TASK DIRECTIONS:
Go through the entries and count the lines with the string "formulas" in them. Give only that number.

┌─ DATA ENTRIES

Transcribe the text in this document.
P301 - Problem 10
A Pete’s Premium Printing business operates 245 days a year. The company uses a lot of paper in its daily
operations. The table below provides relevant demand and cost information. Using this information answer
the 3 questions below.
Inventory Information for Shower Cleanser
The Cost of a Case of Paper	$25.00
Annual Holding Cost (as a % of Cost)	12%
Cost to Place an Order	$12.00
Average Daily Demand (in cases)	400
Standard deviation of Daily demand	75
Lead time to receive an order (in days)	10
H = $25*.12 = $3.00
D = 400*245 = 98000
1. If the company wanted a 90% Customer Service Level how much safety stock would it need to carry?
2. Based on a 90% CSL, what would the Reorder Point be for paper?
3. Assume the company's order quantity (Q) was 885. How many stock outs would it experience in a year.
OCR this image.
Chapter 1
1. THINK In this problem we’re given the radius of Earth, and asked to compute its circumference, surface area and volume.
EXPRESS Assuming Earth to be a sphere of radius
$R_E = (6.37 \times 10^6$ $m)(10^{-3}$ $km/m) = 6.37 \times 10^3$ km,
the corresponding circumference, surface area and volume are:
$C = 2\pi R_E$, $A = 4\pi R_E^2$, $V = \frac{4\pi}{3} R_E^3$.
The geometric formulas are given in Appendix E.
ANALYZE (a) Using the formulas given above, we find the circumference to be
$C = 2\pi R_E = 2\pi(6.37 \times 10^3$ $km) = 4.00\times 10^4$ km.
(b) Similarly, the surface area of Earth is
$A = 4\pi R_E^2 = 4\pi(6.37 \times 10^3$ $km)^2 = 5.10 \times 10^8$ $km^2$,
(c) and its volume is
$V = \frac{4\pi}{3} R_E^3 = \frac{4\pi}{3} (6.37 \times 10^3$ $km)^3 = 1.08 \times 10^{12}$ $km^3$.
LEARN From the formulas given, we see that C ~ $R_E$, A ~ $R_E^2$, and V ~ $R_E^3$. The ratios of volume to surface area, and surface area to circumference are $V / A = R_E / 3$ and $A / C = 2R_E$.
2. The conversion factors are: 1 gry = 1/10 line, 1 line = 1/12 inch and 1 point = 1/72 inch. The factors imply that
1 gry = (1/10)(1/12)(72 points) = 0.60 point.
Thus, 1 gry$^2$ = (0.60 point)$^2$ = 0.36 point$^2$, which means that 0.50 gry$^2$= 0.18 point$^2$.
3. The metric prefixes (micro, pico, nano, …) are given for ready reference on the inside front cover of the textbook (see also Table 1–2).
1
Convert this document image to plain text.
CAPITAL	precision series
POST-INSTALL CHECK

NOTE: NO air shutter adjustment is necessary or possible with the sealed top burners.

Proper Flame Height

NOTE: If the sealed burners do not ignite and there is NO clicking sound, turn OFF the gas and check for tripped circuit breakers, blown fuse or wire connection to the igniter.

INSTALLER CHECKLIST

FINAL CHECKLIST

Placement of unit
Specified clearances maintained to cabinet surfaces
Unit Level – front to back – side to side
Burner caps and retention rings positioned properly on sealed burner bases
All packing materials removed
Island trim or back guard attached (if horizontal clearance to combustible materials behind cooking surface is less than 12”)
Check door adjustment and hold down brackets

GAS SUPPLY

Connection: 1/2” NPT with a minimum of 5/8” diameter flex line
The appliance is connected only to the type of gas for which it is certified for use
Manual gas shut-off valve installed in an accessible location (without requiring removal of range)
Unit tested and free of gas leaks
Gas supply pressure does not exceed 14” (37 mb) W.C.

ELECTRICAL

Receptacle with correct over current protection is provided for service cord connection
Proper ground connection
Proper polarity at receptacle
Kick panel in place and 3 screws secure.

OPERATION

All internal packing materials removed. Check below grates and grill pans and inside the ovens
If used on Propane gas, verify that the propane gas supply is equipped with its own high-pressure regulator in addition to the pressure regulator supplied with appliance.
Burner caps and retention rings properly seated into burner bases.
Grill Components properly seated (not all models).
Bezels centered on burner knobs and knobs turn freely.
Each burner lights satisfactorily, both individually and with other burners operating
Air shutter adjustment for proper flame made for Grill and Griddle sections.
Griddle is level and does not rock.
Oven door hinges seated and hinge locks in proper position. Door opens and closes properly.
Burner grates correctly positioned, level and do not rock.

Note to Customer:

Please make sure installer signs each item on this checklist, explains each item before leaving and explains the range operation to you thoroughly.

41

└─

RESPONSE TO THE TASK:
3